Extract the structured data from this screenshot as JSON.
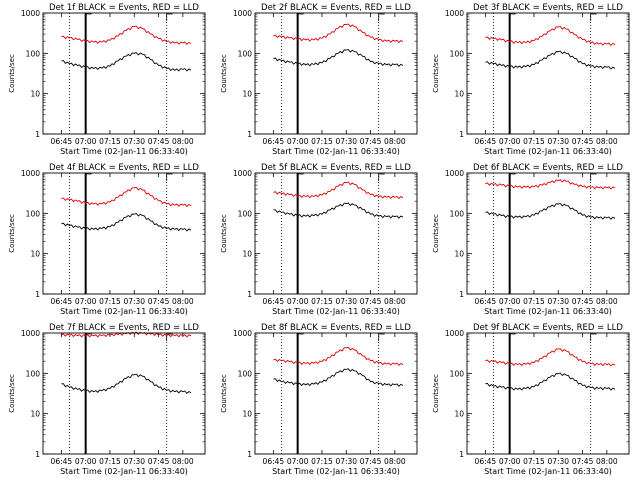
{
  "figure_colors": {
    "events": "#000000",
    "lld": "#dd0000",
    "axes": "#000000",
    "background": "#ffffff"
  },
  "chart_data": [
    {
      "type": "line",
      "title": "Det 1f BLACK = Events, RED = LLD",
      "xlabel": "Start Time (02-Jan-11 06:33:40)",
      "ylabel": "Counts/sec",
      "y_scale": "log",
      "ylim": [
        1,
        1000
      ],
      "xlim": [
        "06:33:40",
        "08:13:40"
      ],
      "x_ticks": [
        "06:45",
        "07:00",
        "07:15",
        "07:30",
        "07:45",
        "08:00"
      ],
      "y_ticks": [
        1,
        10,
        100,
        1000
      ],
      "x": [
        "06:45",
        "06:50",
        "06:55",
        "07:00",
        "07:05",
        "07:10",
        "07:15",
        "07:20",
        "07:25",
        "07:30",
        "07:35",
        "07:40",
        "07:45",
        "07:50",
        "07:55",
        "08:00",
        "08:05"
      ],
      "series": [
        {
          "name": "Events",
          "color": "#000000",
          "values": [
            65,
            55,
            50,
            45,
            42,
            43,
            48,
            65,
            85,
            100,
            95,
            70,
            50,
            42,
            38,
            40,
            38
          ]
        },
        {
          "name": "LLD",
          "color": "#dd0000",
          "values": [
            255,
            240,
            220,
            200,
            190,
            190,
            210,
            270,
            370,
            460,
            410,
            300,
            230,
            195,
            180,
            180,
            175
          ]
        }
      ],
      "vlines_dotted": [
        "06:50",
        "07:50"
      ],
      "vlines_solid": [
        "07:00"
      ],
      "markers": [
        "07:00",
        "07:50"
      ]
    },
    {
      "type": "line",
      "title": "Det 2f BLACK = Events, RED = LLD",
      "xlabel": "Start Time (02-Jan-11 06:33:40)",
      "ylabel": "Counts/sec",
      "y_scale": "log",
      "ylim": [
        1,
        1000
      ],
      "xlim": [
        "06:33:40",
        "08:13:40"
      ],
      "x_ticks": [
        "06:45",
        "07:00",
        "07:15",
        "07:30",
        "07:45",
        "08:00"
      ],
      "y_ticks": [
        1,
        10,
        100,
        1000
      ],
      "x": [
        "06:45",
        "06:50",
        "06:55",
        "07:00",
        "07:05",
        "07:10",
        "07:15",
        "07:20",
        "07:25",
        "07:30",
        "07:35",
        "07:40",
        "07:45",
        "07:50",
        "07:55",
        "08:00",
        "08:05"
      ],
      "series": [
        {
          "name": "Events",
          "color": "#000000",
          "values": [
            75,
            65,
            60,
            55,
            52,
            53,
            58,
            75,
            100,
            120,
            110,
            85,
            62,
            55,
            52,
            52,
            50
          ]
        },
        {
          "name": "LLD",
          "color": "#dd0000",
          "values": [
            270,
            255,
            240,
            225,
            215,
            215,
            235,
            300,
            420,
            520,
            460,
            330,
            250,
            215,
            200,
            200,
            195
          ]
        }
      ],
      "vlines_dotted": [
        "06:50",
        "07:50"
      ],
      "vlines_solid": [
        "07:00"
      ],
      "markers": [
        "07:00",
        "07:50"
      ]
    },
    {
      "type": "line",
      "title": "Det 3f BLACK = Events, RED = LLD",
      "xlabel": "Start Time (02-Jan-11 06:33:40)",
      "ylabel": "Counts/sec",
      "y_scale": "log",
      "ylim": [
        1,
        1000
      ],
      "xlim": [
        "06:33:40",
        "08:13:40"
      ],
      "x_ticks": [
        "06:45",
        "07:00",
        "07:15",
        "07:30",
        "07:45",
        "08:00"
      ],
      "y_ticks": [
        1,
        10,
        100,
        1000
      ],
      "x": [
        "06:45",
        "06:50",
        "06:55",
        "07:00",
        "07:05",
        "07:10",
        "07:15",
        "07:20",
        "07:25",
        "07:30",
        "07:35",
        "07:40",
        "07:45",
        "07:50",
        "07:55",
        "08:00",
        "08:05"
      ],
      "series": [
        {
          "name": "Events",
          "color": "#000000",
          "values": [
            60,
            55,
            50,
            47,
            45,
            47,
            52,
            68,
            90,
            110,
            100,
            75,
            55,
            48,
            45,
            45,
            42
          ]
        },
        {
          "name": "LLD",
          "color": "#dd0000",
          "values": [
            245,
            230,
            215,
            195,
            185,
            185,
            205,
            265,
            360,
            450,
            400,
            290,
            220,
            185,
            170,
            170,
            165
          ]
        }
      ],
      "vlines_dotted": [
        "06:50",
        "07:50"
      ],
      "vlines_solid": [
        "07:00"
      ],
      "markers": [
        "07:00",
        "07:50"
      ]
    },
    {
      "type": "line",
      "title": "Det 4f BLACK = Events, RED = LLD",
      "xlabel": "Start Time (02-Jan-11 06:33:40)",
      "ylabel": "Counts/sec",
      "y_scale": "log",
      "ylim": [
        1,
        1000
      ],
      "xlim": [
        "06:33:40",
        "08:13:40"
      ],
      "x_ticks": [
        "06:45",
        "07:00",
        "07:15",
        "07:30",
        "07:45",
        "08:00"
      ],
      "y_ticks": [
        1,
        10,
        100,
        1000
      ],
      "x": [
        "06:45",
        "06:50",
        "06:55",
        "07:00",
        "07:05",
        "07:10",
        "07:15",
        "07:20",
        "07:25",
        "07:30",
        "07:35",
        "07:40",
        "07:45",
        "07:50",
        "07:55",
        "08:00",
        "08:05"
      ],
      "series": [
        {
          "name": "Events",
          "color": "#000000",
          "values": [
            55,
            50,
            45,
            42,
            40,
            42,
            46,
            60,
            80,
            95,
            88,
            65,
            48,
            42,
            40,
            40,
            38
          ]
        },
        {
          "name": "LLD",
          "color": "#dd0000",
          "values": [
            230,
            215,
            200,
            180,
            170,
            170,
            190,
            250,
            340,
            430,
            380,
            275,
            205,
            170,
            160,
            160,
            155
          ]
        }
      ],
      "vlines_dotted": [
        "06:50",
        "07:50"
      ],
      "vlines_solid": [
        "07:00"
      ],
      "markers": [
        "07:00",
        "07:50"
      ]
    },
    {
      "type": "line",
      "title": "Det 5f BLACK = Events, RED = LLD",
      "xlabel": "Start Time (02-Jan-11 06:33:40)",
      "ylabel": "Counts/sec",
      "y_scale": "log",
      "ylim": [
        1,
        1000
      ],
      "xlim": [
        "06:33:40",
        "08:13:40"
      ],
      "x_ticks": [
        "06:45",
        "07:00",
        "07:15",
        "07:30",
        "07:45",
        "08:00"
      ],
      "y_ticks": [
        1,
        10,
        100,
        1000
      ],
      "x": [
        "06:45",
        "06:50",
        "06:55",
        "07:00",
        "07:05",
        "07:10",
        "07:15",
        "07:20",
        "07:25",
        "07:30",
        "07:35",
        "07:40",
        "07:45",
        "07:50",
        "07:55",
        "08:00",
        "08:05"
      ],
      "series": [
        {
          "name": "Events",
          "color": "#000000",
          "values": [
            120,
            105,
            95,
            88,
            85,
            88,
            95,
            120,
            150,
            175,
            160,
            125,
            95,
            85,
            82,
            82,
            80
          ]
        },
        {
          "name": "LLD",
          "color": "#dd0000",
          "values": [
            330,
            310,
            290,
            270,
            260,
            262,
            285,
            350,
            470,
            580,
            520,
            380,
            290,
            260,
            250,
            250,
            245
          ]
        }
      ],
      "vlines_dotted": [
        "06:50",
        "07:50"
      ],
      "vlines_solid": [
        "07:00"
      ],
      "markers": [
        "07:00",
        "07:50"
      ]
    },
    {
      "type": "line",
      "title": "Det 6f BLACK = Events, RED = LLD",
      "xlabel": "Start Time (02-Jan-11 06:33:40)",
      "ylabel": "Counts/sec",
      "y_scale": "log",
      "ylim": [
        1,
        1000
      ],
      "xlim": [
        "06:33:40",
        "08:13:40"
      ],
      "x_ticks": [
        "06:45",
        "07:00",
        "07:15",
        "07:30",
        "07:45",
        "08:00"
      ],
      "y_ticks": [
        1,
        10,
        100,
        1000
      ],
      "x": [
        "06:45",
        "06:50",
        "06:55",
        "07:00",
        "07:05",
        "07:10",
        "07:15",
        "07:20",
        "07:25",
        "07:30",
        "07:35",
        "07:40",
        "07:45",
        "07:50",
        "07:55",
        "08:00",
        "08:05"
      ],
      "series": [
        {
          "name": "Events",
          "color": "#000000",
          "values": [
            105,
            95,
            88,
            82,
            80,
            82,
            90,
            115,
            145,
            170,
            155,
            120,
            90,
            80,
            77,
            77,
            75
          ]
        },
        {
          "name": "LLD",
          "color": "#dd0000",
          "values": [
            540,
            520,
            500,
            470,
            450,
            445,
            455,
            500,
            580,
            650,
            620,
            520,
            460,
            440,
            430,
            430,
            425
          ]
        }
      ],
      "vlines_dotted": [
        "06:50",
        "07:50"
      ],
      "vlines_solid": [
        "07:00"
      ],
      "markers": [
        "07:00",
        "07:50"
      ]
    },
    {
      "type": "line",
      "title": "Det 7f BLACK = Events, RED = LLD",
      "xlabel": "Start Time (02-Jan-11 06:33:40)",
      "ylabel": "Counts/sec",
      "y_scale": "log",
      "ylim": [
        1,
        1000
      ],
      "xlim": [
        "06:33:40",
        "08:13:40"
      ],
      "x_ticks": [
        "06:45",
        "07:00",
        "07:15",
        "07:30",
        "07:45",
        "08:00"
      ],
      "y_ticks": [
        1,
        10,
        100,
        1000
      ],
      "x": [
        "06:45",
        "06:50",
        "06:55",
        "07:00",
        "07:05",
        "07:10",
        "07:15",
        "07:20",
        "07:25",
        "07:30",
        "07:35",
        "07:40",
        "07:45",
        "07:50",
        "07:55",
        "08:00",
        "08:05"
      ],
      "series": [
        {
          "name": "Events",
          "color": "#000000",
          "values": [
            55,
            45,
            40,
            37,
            35,
            37,
            42,
            55,
            75,
            92,
            85,
            62,
            45,
            38,
            35,
            35,
            33
          ]
        },
        {
          "name": "LLD",
          "color": "#dd0000",
          "values": [
            900,
            880,
            860,
            850,
            850,
            860,
            880,
            920,
            960,
            1000,
            980,
            940,
            900,
            870,
            860,
            860,
            850
          ]
        }
      ],
      "vlines_dotted": [
        "06:50",
        "07:50"
      ],
      "vlines_solid": [
        "07:00"
      ],
      "markers": [
        "07:00",
        "07:50"
      ]
    },
    {
      "type": "line",
      "title": "Det 8f BLACK = Events, RED = LLD",
      "xlabel": "Start Time (02-Jan-11 06:33:40)",
      "ylabel": "Counts/sec",
      "y_scale": "log",
      "ylim": [
        1,
        1000
      ],
      "xlim": [
        "06:33:40",
        "08:13:40"
      ],
      "x_ticks": [
        "06:45",
        "07:00",
        "07:15",
        "07:30",
        "07:45",
        "08:00"
      ],
      "y_ticks": [
        1,
        10,
        100,
        1000
      ],
      "x": [
        "06:45",
        "06:50",
        "06:55",
        "07:00",
        "07:05",
        "07:10",
        "07:15",
        "07:20",
        "07:25",
        "07:30",
        "07:35",
        "07:40",
        "07:45",
        "07:50",
        "07:55",
        "08:00",
        "08:05"
      ],
      "series": [
        {
          "name": "Events",
          "color": "#000000",
          "values": [
            72,
            62,
            58,
            54,
            52,
            54,
            60,
            78,
            105,
            125,
            115,
            88,
            62,
            55,
            52,
            52,
            50
          ]
        },
        {
          "name": "LLD",
          "color": "#dd0000",
          "values": [
            215,
            205,
            195,
            180,
            175,
            178,
            195,
            250,
            340,
            430,
            380,
            270,
            205,
            180,
            170,
            170,
            165
          ]
        }
      ],
      "vlines_dotted": [
        "06:50",
        "07:50"
      ],
      "vlines_solid": [
        "07:00"
      ],
      "markers": [
        "07:00",
        "07:50"
      ]
    },
    {
      "type": "line",
      "title": "Det 9f BLACK = Events, RED = LLD",
      "xlabel": "Start Time (02-Jan-11 06:33:40)",
      "ylabel": "Counts/sec",
      "y_scale": "log",
      "ylim": [
        1,
        1000
      ],
      "xlim": [
        "06:33:40",
        "08:13:40"
      ],
      "x_ticks": [
        "06:45",
        "07:00",
        "07:15",
        "07:30",
        "07:45",
        "08:00"
      ],
      "y_ticks": [
        1,
        10,
        100,
        1000
      ],
      "x": [
        "06:45",
        "06:50",
        "06:55",
        "07:00",
        "07:05",
        "07:10",
        "07:15",
        "07:20",
        "07:25",
        "07:30",
        "07:35",
        "07:40",
        "07:45",
        "07:50",
        "07:55",
        "08:00",
        "08:05"
      ],
      "series": [
        {
          "name": "Events",
          "color": "#000000",
          "values": [
            55,
            48,
            45,
            42,
            40,
            42,
            46,
            60,
            80,
            98,
            90,
            67,
            50,
            44,
            42,
            42,
            40
          ]
        },
        {
          "name": "LLD",
          "color": "#dd0000",
          "values": [
            205,
            195,
            185,
            170,
            165,
            168,
            185,
            235,
            320,
            400,
            355,
            255,
            195,
            172,
            165,
            165,
            160
          ]
        }
      ],
      "vlines_dotted": [
        "06:50",
        "07:50"
      ],
      "vlines_solid": [
        "07:00"
      ],
      "markers": [
        "07:00",
        "07:50"
      ]
    }
  ]
}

------------------------------------------------------------------------

__Set exercise__
Copy out every line from the material above in which the word "title" appears.

__Exercise result__
      "title": "Det 1f BLACK = Events, RED = LLD",
      "title": "Det 2f BLACK = Events, RED = LLD",
      "title": "Det 3f BLACK = Events, RED = LLD",
      "title": "Det 4f BLACK = Events, RED = LLD",
      "title": "Det 5f BLACK = Events, RED = LLD",
      "title": "Det 6f BLACK = Events, RED = LLD",
      "title": "Det 7f BLACK = Events, RED = LLD",
      "title": "Det 8f BLACK = Events, RED = LLD",
      "title": "Det 9f BLACK = Events, RED = LLD",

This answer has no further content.